**Short problem**
Each entry that follows must be output without any deviation.

**Provided records**
════════

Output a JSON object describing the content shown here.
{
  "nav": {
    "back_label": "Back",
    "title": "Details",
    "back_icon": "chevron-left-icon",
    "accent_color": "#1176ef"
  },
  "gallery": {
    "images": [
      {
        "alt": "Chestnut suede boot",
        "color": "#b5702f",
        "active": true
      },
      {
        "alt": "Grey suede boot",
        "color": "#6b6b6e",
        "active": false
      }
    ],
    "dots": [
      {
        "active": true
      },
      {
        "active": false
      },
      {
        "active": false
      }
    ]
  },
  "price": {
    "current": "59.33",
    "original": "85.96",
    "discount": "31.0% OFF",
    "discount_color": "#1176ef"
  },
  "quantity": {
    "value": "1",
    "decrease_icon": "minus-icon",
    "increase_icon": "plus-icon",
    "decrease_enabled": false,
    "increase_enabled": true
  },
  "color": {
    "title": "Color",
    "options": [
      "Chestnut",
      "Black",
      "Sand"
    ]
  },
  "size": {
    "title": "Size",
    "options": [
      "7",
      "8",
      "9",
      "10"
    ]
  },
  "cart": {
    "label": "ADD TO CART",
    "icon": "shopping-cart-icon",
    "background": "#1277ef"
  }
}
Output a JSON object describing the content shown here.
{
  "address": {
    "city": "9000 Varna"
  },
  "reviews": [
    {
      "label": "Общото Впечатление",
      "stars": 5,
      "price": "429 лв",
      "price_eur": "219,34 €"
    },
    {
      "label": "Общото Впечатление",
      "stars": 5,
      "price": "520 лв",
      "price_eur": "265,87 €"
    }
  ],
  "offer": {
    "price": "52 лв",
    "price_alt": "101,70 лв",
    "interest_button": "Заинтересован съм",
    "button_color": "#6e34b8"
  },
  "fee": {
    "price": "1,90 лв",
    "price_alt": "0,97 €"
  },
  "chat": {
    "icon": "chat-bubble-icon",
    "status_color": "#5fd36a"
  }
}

════════

**Exercise response**
Output a JSON object describing the content shown here.
{
  "nav": {
    "back_label": "Back",
    "title": "Details",
    "back_icon": "chevron-left-icon",
    "accent_color": "#1176ef"
  },
  "gallery": {
    "images": [
      {
        "alt": "Chestnut suede boot",
        "color": "#b5702f",
        "active": true
      },
      {
        "alt": "Grey suede boot",
        "color": "#6b6b6e",
        "active": false
      }
    ],
    "dots": [
      {
        "active": true
      },
      {
        "active": false
      },
      {
        "active": false
      }
    ]
  },
  "price": {
    "current": "59.33",
    "original": "85.96",
    "discount": "31.0% OFF",
    "discount_color": "#1176ef"
  },
  "quantity": {
    "value": "1",
    "decrease_icon": "minus-icon",
    "increase_icon": "plus-icon",
    "decrease_enabled": false,
    "increase_enabled": true
  },
  "color": {
    "title": "Color",
    "options": [
      "Chestnut",
      "Black",
      "Sand"
    ]
  },
  "size": {
    "title": "Size",
    "options": [
      "7",
      "8",
      "9",
      "10"
    ]
  },
  "cart": {
    "label": "ADD TO CART",
    "icon": "shopping-cart-icon",
    "background": "#1277ef"
  }
}
Output a JSON object describing the content shown here.
{
  "address": {
    "city": "9000 Varna"
  },
  "reviews": [
    {
      "label": "Общото Впечатление",
      "stars": 5,
      "price": "429 лв",
      "price_eur": "219,34 €"
    },
    {
      "label": "Общото Впечатление",
      "stars": 5,
      "price": "520 лв",
      "price_eur": "265,87 €"
    }
  ],
  "offer": {
    "price": "52 лв",
    "price_alt": "101,70 лв",
    "interest_button": "Заинтересован съм",
    "button_color": "#6e34b8"
  },
  "fee": {
    "price": "1,90 лв",
    "price_alt": "0,97 €"
  },
  "chat": {
    "icon": "chat-bubble-icon",
    "status_color": "#5fd36a"
  }
}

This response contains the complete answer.